[Collection entries]
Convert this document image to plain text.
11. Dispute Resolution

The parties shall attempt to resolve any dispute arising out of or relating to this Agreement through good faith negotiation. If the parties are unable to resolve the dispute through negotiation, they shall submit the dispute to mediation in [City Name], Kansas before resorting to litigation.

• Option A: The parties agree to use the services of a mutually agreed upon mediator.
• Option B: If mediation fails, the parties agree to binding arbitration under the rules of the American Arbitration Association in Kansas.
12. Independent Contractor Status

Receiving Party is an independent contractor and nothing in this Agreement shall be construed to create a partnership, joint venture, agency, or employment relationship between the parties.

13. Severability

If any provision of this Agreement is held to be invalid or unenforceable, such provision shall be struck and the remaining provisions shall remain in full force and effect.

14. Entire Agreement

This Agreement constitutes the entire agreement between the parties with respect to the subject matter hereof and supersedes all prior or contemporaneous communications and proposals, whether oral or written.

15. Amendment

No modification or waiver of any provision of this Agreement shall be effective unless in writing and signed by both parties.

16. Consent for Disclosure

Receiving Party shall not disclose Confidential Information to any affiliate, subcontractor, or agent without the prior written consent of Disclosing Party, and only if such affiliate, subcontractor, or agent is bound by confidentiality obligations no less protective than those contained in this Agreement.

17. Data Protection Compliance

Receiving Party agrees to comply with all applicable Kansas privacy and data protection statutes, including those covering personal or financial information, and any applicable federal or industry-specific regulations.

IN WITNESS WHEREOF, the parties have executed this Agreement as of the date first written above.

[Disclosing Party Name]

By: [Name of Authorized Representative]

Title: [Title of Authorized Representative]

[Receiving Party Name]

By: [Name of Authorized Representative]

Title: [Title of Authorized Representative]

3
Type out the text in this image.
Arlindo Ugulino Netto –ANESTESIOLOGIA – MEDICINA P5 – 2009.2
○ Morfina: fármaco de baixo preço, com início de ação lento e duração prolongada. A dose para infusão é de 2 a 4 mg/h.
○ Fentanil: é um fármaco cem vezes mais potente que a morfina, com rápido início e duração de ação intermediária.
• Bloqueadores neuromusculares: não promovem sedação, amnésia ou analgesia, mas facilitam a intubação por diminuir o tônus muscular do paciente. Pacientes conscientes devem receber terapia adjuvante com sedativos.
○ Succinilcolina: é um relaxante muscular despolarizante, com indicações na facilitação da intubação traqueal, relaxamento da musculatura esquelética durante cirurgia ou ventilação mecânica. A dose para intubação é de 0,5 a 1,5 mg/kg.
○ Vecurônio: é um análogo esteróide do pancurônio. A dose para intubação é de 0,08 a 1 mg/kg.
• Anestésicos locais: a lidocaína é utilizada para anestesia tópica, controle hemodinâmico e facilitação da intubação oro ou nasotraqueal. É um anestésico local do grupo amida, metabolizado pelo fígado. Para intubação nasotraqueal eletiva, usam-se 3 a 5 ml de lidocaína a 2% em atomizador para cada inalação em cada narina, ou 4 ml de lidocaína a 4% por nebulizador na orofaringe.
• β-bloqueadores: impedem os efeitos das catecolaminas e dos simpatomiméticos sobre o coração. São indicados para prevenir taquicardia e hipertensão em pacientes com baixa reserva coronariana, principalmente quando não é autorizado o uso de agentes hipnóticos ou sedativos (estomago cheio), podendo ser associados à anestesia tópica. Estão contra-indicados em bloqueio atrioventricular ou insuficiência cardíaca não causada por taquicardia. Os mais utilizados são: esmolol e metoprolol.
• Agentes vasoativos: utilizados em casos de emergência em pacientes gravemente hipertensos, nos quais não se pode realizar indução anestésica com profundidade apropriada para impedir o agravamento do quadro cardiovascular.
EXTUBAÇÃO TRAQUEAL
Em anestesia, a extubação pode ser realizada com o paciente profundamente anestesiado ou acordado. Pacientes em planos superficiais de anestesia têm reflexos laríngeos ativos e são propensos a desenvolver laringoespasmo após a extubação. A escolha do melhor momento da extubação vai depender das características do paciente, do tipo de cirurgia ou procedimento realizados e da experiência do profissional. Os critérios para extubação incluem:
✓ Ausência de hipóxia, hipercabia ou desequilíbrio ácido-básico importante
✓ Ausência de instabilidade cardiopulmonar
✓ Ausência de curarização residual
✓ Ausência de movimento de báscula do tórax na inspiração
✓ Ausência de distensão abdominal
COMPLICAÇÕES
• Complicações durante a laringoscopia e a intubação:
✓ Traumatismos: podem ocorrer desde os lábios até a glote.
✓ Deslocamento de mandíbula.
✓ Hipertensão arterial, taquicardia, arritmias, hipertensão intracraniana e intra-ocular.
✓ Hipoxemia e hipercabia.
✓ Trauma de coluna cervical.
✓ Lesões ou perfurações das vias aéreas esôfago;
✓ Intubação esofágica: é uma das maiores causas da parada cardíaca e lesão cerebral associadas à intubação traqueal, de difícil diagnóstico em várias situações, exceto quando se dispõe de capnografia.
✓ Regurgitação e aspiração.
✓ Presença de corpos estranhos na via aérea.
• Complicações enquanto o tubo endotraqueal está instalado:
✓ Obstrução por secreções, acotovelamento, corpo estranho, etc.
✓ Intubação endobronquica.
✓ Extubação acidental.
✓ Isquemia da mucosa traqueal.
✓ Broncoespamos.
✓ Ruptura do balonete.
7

[Exercise instructions] Print the material verbatim, all of it.

[Response]
Convert this document image to plain text.
11. Dispute Resolution

The parties shall attempt to resolve any dispute arising out of or relating to this Agreement through good faith negotiation. If the parties are unable to resolve the dispute through negotiation, they shall submit the dispute to mediation in [City Name], Kansas before resorting to litigation.

• Option A: The parties agree to use the services of a mutually agreed upon mediator.
• Option B: If mediation fails, the parties agree to binding arbitration under the rules of the American Arbitration Association in Kansas.
12. Independent Contractor Status

Receiving Party is an independent contractor and nothing in this Agreement shall be construed to create a partnership, joint venture, agency, or employment relationship between the parties.

13. Severability

If any provision of this Agreement is held to be invalid or unenforceable, such provision shall be struck and the remaining provisions shall remain in full force and effect.

14. Entire Agreement

This Agreement constitutes the entire agreement between the parties with respect to the subject matter hereof and supersedes all prior or contemporaneous communications and proposals, whether oral or written.

15. Amendment

No modification or waiver of any provision of this Agreement shall be effective unless in writing and signed by both parties.

16. Consent for Disclosure

Receiving Party shall not disclose Confidential Information to any affiliate, subcontractor, or agent without the prior written consent of Disclosing Party, and only if such affiliate, subcontractor, or agent is bound by confidentiality obligations no less protective than those contained in this Agreement.

17. Data Protection Compliance

Receiving Party agrees to comply with all applicable Kansas privacy and data protection statutes, including those covering personal or financial information, and any applicable federal or industry-specific regulations.

IN WITNESS WHEREOF, the parties have executed this Agreement as of the date first written above.

[Disclosing Party Name]

By: [Name of Authorized Representative]

Title: [Title of Authorized Representative]

[Receiving Party Name]

By: [Name of Authorized Representative]

Title: [Title of Authorized Representative]

3
Type out the text in this image.
Arlindo Ugulino Netto –ANESTESIOLOGIA – MEDICINA P5 – 2009.2
○ Morfina: fármaco de baixo preço, com início de ação lento e duração prolongada. A dose para infusão é de 2 a 4 mg/h.
○ Fentanil: é um fármaco cem vezes mais potente que a morfina, com rápido início e duração de ação intermediária.
• Bloqueadores neuromusculares: não promovem sedação, amnésia ou analgesia, mas facilitam a intubação por diminuir o tônus muscular do paciente. Pacientes conscientes devem receber terapia adjuvante com sedativos.
○ Succinilcolina: é um relaxante muscular despolarizante, com indicações na facilitação da intubação traqueal, relaxamento da musculatura esquelética durante cirurgia ou ventilação mecânica. A dose para intubação é de 0,5 a 1,5 mg/kg.
○ Vecurônio: é um análogo esteróide do pancurônio. A dose para intubação é de 0,08 a 1 mg/kg.
• Anestésicos locais: a lidocaína é utilizada para anestesia tópica, controle hemodinâmico e facilitação da intubação oro ou nasotraqueal. É um anestésico local do grupo amida, metabolizado pelo fígado. Para intubação nasotraqueal eletiva, usam-se 3 a 5 ml de lidocaína a 2% em atomizador para cada inalação em cada narina, ou 4 ml de lidocaína a 4% por nebulizador na orofaringe.
• β-bloqueadores: impedem os efeitos das catecolaminas e dos simpatomiméticos sobre o coração. São indicados para prevenir taquicardia e hipertensão em pacientes com baixa reserva coronariana, principalmente quando não é autorizado o uso de agentes hipnóticos ou sedativos (estomago cheio), podendo ser associados à anestesia tópica. Estão contra-indicados em bloqueio atrioventricular ou insuficiência cardíaca não causada por taquicardia. Os mais utilizados são: esmolol e metoprolol.
• Agentes vasoativos: utilizados em casos de emergência em pacientes gravemente hipertensos, nos quais não se pode realizar indução anestésica com profundidade apropriada para impedir o agravamento do quadro cardiovascular.
EXTUBAÇÃO TRAQUEAL
Em anestesia, a extubação pode ser realizada com o paciente profundamente anestesiado ou acordado. Pacientes em planos superficiais de anestesia têm reflexos laríngeos ativos e são propensos a desenvolver laringoespasmo após a extubação. A escolha do melhor momento da extubação vai depender das características do paciente, do tipo de cirurgia ou procedimento realizados e da experiência do profissional. Os critérios para extubação incluem:
✓ Ausência de hipóxia, hipercabia ou desequilíbrio ácido-básico importante
✓ Ausência de instabilidade cardiopulmonar
✓ Ausência de curarização residual
✓ Ausência de movimento de báscula do tórax na inspiração
✓ Ausência de distensão abdominal
COMPLICAÇÕES
• Complicações durante a laringoscopia e a intubação:
✓ Traumatismos: podem ocorrer desde os lábios até a glote.
✓ Deslocamento de mandíbula.
✓ Hipertensão arterial, taquicardia, arritmias, hipertensão intracraniana e intra-ocular.
✓ Hipoxemia e hipercabia.
✓ Trauma de coluna cervical.
✓ Lesões ou perfurações das vias aéreas esôfago;
✓ Intubação esofágica: é uma das maiores causas da parada cardíaca e lesão cerebral associadas à intubação traqueal, de difícil diagnóstico em várias situações, exceto quando se dispõe de capnografia.
✓ Regurgitação e aspiração.
✓ Presença de corpos estranhos na via aérea.
• Complicações enquanto o tubo endotraqueal está instalado:
✓ Obstrução por secreções, acotovelamento, corpo estranho, etc.
✓ Intubação endobronquica.
✓ Extubação acidental.
✓ Isquemia da mucosa traqueal.
✓ Broncoespamos.
✓ Ruptura do balonete.
7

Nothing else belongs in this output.